■ **PROVIDED MATERIAL**:
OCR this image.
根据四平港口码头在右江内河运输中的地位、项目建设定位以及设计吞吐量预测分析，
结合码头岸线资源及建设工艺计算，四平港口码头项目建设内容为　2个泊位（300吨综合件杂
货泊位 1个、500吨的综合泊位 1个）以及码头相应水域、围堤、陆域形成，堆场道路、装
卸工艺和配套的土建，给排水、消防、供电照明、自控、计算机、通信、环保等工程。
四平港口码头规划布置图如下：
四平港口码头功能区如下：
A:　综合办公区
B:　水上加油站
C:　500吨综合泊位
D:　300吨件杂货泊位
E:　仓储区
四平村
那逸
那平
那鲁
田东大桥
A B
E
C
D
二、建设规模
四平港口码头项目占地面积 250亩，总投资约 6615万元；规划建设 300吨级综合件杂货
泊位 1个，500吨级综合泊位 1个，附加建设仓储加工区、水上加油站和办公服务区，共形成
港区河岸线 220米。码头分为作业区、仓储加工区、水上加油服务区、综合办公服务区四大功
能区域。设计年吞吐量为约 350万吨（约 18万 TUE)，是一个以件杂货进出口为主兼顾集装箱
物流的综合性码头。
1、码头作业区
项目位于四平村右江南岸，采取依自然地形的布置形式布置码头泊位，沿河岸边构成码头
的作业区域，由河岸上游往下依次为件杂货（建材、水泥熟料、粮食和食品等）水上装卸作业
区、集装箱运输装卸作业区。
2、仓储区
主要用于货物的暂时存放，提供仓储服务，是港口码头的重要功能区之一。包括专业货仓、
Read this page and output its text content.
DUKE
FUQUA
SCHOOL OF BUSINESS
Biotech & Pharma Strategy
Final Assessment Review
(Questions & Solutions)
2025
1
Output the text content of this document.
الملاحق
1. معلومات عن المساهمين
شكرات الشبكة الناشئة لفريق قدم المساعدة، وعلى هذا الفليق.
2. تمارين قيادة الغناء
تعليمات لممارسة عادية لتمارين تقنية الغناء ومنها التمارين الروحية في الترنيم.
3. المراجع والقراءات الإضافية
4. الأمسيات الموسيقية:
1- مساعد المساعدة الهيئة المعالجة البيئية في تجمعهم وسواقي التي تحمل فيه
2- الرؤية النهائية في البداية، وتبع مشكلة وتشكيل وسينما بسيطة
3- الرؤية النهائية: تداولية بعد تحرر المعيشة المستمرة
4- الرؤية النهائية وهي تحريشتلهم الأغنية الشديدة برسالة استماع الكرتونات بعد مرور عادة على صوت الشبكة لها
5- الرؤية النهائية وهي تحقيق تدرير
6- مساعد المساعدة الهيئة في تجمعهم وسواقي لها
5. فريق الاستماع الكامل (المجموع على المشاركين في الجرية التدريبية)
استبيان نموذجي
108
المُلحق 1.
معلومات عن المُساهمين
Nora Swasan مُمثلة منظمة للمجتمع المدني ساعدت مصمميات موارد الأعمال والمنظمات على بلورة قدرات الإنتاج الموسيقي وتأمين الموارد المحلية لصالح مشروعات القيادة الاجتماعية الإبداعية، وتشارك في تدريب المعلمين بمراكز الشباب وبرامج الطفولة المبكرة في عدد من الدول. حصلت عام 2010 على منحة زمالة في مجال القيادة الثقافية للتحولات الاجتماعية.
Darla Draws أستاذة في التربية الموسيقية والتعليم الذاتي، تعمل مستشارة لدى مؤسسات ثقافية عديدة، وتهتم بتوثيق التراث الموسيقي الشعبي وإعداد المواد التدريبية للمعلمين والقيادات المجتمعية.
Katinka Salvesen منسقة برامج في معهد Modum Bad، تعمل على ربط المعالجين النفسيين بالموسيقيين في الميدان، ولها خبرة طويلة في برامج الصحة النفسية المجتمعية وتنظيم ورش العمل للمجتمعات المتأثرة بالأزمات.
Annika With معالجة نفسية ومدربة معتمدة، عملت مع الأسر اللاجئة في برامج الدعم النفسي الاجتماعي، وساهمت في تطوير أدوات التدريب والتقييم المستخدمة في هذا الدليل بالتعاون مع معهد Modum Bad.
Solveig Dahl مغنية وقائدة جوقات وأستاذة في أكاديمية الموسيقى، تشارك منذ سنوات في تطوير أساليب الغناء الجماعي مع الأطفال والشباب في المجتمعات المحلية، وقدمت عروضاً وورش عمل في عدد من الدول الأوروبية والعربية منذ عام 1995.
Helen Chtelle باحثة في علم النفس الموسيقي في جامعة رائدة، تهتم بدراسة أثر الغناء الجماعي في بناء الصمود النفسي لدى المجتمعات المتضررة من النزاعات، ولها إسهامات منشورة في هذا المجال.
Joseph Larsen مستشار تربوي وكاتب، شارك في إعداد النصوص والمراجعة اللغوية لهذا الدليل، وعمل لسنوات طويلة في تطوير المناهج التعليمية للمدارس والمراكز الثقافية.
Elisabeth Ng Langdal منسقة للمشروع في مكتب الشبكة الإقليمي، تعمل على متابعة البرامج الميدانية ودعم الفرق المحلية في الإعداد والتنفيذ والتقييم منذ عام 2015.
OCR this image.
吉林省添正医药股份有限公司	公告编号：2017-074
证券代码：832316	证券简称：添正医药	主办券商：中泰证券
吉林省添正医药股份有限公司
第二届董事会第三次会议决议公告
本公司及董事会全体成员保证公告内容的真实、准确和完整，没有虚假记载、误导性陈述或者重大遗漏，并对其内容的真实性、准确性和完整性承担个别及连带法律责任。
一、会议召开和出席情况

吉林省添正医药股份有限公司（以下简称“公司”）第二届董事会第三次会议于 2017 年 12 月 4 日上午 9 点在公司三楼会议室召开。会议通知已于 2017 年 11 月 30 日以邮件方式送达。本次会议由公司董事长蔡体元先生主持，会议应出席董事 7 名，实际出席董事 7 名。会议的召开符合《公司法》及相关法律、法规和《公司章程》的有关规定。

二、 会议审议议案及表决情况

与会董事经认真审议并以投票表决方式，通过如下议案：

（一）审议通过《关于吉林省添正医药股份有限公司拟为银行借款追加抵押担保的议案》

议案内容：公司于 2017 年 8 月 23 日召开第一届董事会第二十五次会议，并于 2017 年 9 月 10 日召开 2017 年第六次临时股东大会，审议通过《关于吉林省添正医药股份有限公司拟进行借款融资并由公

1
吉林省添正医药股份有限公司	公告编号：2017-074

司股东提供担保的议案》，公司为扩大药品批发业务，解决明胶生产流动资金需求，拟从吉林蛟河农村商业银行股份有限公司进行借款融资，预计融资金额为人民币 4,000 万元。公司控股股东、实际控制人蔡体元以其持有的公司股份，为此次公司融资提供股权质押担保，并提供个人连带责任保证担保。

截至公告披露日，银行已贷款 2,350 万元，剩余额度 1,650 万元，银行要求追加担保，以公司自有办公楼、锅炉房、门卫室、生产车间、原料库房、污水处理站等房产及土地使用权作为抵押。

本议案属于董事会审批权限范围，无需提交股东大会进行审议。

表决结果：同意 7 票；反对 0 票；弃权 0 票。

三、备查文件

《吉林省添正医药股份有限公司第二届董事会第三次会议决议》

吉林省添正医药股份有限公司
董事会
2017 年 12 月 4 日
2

■ **TO DO**: Output all of the data again. Match it exactly.

■ **THE RESPONSE**:
OCR this image.
根据四平港口码头在右江内河运输中的地位、项目建设定位以及设计吞吐量预测分析，
结合码头岸线资源及建设工艺计算，四平港口码头项目建设内容为　2个泊位（300吨综合件杂
货泊位 1个、500吨的综合泊位 1个）以及码头相应水域、围堤、陆域形成，堆场道路、装
卸工艺和配套的土建，给排水、消防、供电照明、自控、计算机、通信、环保等工程。
四平港口码头规划布置图如下：
四平港口码头功能区如下：
A:　综合办公区
B:　水上加油站
C:　500吨综合泊位
D:　300吨件杂货泊位
E:　仓储区
四平村
那逸
那平
那鲁
田东大桥
A B
E
C
D
二、建设规模
四平港口码头项目占地面积 250亩，总投资约 6615万元；规划建设 300吨级综合件杂货
泊位 1个，500吨级综合泊位 1个，附加建设仓储加工区、水上加油站和办公服务区，共形成
港区河岸线 220米。码头分为作业区、仓储加工区、水上加油服务区、综合办公服务区四大功
能区域。设计年吞吐量为约 350万吨（约 18万 TUE)，是一个以件杂货进出口为主兼顾集装箱
物流的综合性码头。
1、码头作业区
项目位于四平村右江南岸，采取依自然地形的布置形式布置码头泊位，沿河岸边构成码头
的作业区域，由河岸上游往下依次为件杂货（建材、水泥熟料、粮食和食品等）水上装卸作业
区、集装箱运输装卸作业区。
2、仓储区
主要用于货物的暂时存放，提供仓储服务，是港口码头的重要功能区之一。包括专业货仓、
Read this page and output its text content.
DUKE
FUQUA
SCHOOL OF BUSINESS
Biotech & Pharma Strategy
Final Assessment Review
(Questions & Solutions)
2025
1
Output the text content of this document.
الملاحق
1. معلومات عن المساهمين
شكرات الشبكة الناشئة لفريق قدم المساعدة، وعلى هذا الفليق.
2. تمارين قيادة الغناء
تعليمات لممارسة عادية لتمارين تقنية الغناء ومنها التمارين الروحية في الترنيم.
3. المراجع والقراءات الإضافية
4. الأمسيات الموسيقية:
1- مساعد المساعدة الهيئة المعالجة البيئية في تجمعهم وسواقي التي تحمل فيه
2- الرؤية النهائية في البداية، وتبع مشكلة وتشكيل وسينما بسيطة
3- الرؤية النهائية: تداولية بعد تحرر المعيشة المستمرة
4- الرؤية النهائية وهي تحريشتلهم الأغنية الشديدة برسالة استماع الكرتونات بعد مرور عادة على صوت الشبكة لها
5- الرؤية النهائية وهي تحقيق تدرير
6- مساعد المساعدة الهيئة في تجمعهم وسواقي لها
5. فريق الاستماع الكامل (المجموع على المشاركين في الجرية التدريبية)
استبيان نموذجي
108
المُلحق 1.
معلومات عن المُساهمين
Nora Swasan مُمثلة منظمة للمجتمع المدني ساعدت مصمميات موارد الأعمال والمنظمات على بلورة قدرات الإنتاج الموسيقي وتأمين الموارد المحلية لصالح مشروعات القيادة الاجتماعية الإبداعية، وتشارك في تدريب المعلمين بمراكز الشباب وبرامج الطفولة المبكرة في عدد من الدول. حصلت عام 2010 على منحة زمالة في مجال القيادة الثقافية للتحولات الاجتماعية.
Darla Draws أستاذة في التربية الموسيقية والتعليم الذاتي، تعمل مستشارة لدى مؤسسات ثقافية عديدة، وتهتم بتوثيق التراث الموسيقي الشعبي وإعداد المواد التدريبية للمعلمين والقيادات المجتمعية.
Katinka Salvesen منسقة برامج في معهد Modum Bad، تعمل على ربط المعالجين النفسيين بالموسيقيين في الميدان، ولها خبرة طويلة في برامج الصحة النفسية المجتمعية وتنظيم ورش العمل للمجتمعات المتأثرة بالأزمات.
Annika With معالجة نفسية ومدربة معتمدة، عملت مع الأسر اللاجئة في برامج الدعم النفسي الاجتماعي، وساهمت في تطوير أدوات التدريب والتقييم المستخدمة في هذا الدليل بالتعاون مع معهد Modum Bad.
Solveig Dahl مغنية وقائدة جوقات وأستاذة في أكاديمية الموسيقى، تشارك منذ سنوات في تطوير أساليب الغناء الجماعي مع الأطفال والشباب في المجتمعات المحلية، وقدمت عروضاً وورش عمل في عدد من الدول الأوروبية والعربية منذ عام 1995.
Helen Chtelle باحثة في علم النفس الموسيقي في جامعة رائدة، تهتم بدراسة أثر الغناء الجماعي في بناء الصمود النفسي لدى المجتمعات المتضررة من النزاعات، ولها إسهامات منشورة في هذا المجال.
Joseph Larsen مستشار تربوي وكاتب، شارك في إعداد النصوص والمراجعة اللغوية لهذا الدليل، وعمل لسنوات طويلة في تطوير المناهج التعليمية للمدارس والمراكز الثقافية.
Elisabeth Ng Langdal منسقة للمشروع في مكتب الشبكة الإقليمي، تعمل على متابعة البرامج الميدانية ودعم الفرق المحلية في الإعداد والتنفيذ والتقييم منذ عام 2015.
OCR this image.
吉林省添正医药股份有限公司	公告编号：2017-074
证券代码：832316	证券简称：添正医药	主办券商：中泰证券
吉林省添正医药股份有限公司
第二届董事会第三次会议决议公告
本公司及董事会全体成员保证公告内容的真实、准确和完整，没有虚假记载、误导性陈述或者重大遗漏，并对其内容的真实性、准确性和完整性承担个别及连带法律责任。
一、会议召开和出席情况

吉林省添正医药股份有限公司（以下简称“公司”）第二届董事会第三次会议于 2017 年 12 月 4 日上午 9 点在公司三楼会议室召开。会议通知已于 2017 年 11 月 30 日以邮件方式送达。本次会议由公司董事长蔡体元先生主持，会议应出席董事 7 名，实际出席董事 7 名。会议的召开符合《公司法》及相关法律、法规和《公司章程》的有关规定。

二、 会议审议议案及表决情况

与会董事经认真审议并以投票表决方式，通过如下议案：

（一）审议通过《关于吉林省添正医药股份有限公司拟为银行借款追加抵押担保的议案》

议案内容：公司于 2017 年 8 月 23 日召开第一届董事会第二十五次会议，并于 2017 年 9 月 10 日召开 2017 年第六次临时股东大会，审议通过《关于吉林省添正医药股份有限公司拟进行借款融资并由公

1
吉林省添正医药股份有限公司	公告编号：2017-074

司股东提供担保的议案》，公司为扩大药品批发业务，解决明胶生产流动资金需求，拟从吉林蛟河农村商业银行股份有限公司进行借款融资，预计融资金额为人民币 4,000 万元。公司控股股东、实际控制人蔡体元以其持有的公司股份，为此次公司融资提供股权质押担保，并提供个人连带责任保证担保。

截至公告披露日，银行已贷款 2,350 万元，剩余额度 1,650 万元，银行要求追加担保，以公司自有办公楼、锅炉房、门卫室、生产车间、原料库房、污水处理站等房产及土地使用权作为抵押。

本议案属于董事会审批权限范围，无需提交股东大会进行审议。

表决结果：同意 7 票；反对 0 票；弃权 0 票。

三、备查文件

《吉林省添正医药股份有限公司第二届董事会第三次会议决议》

吉林省添正医药股份有限公司
董事会
2017 年 12 月 4 日
2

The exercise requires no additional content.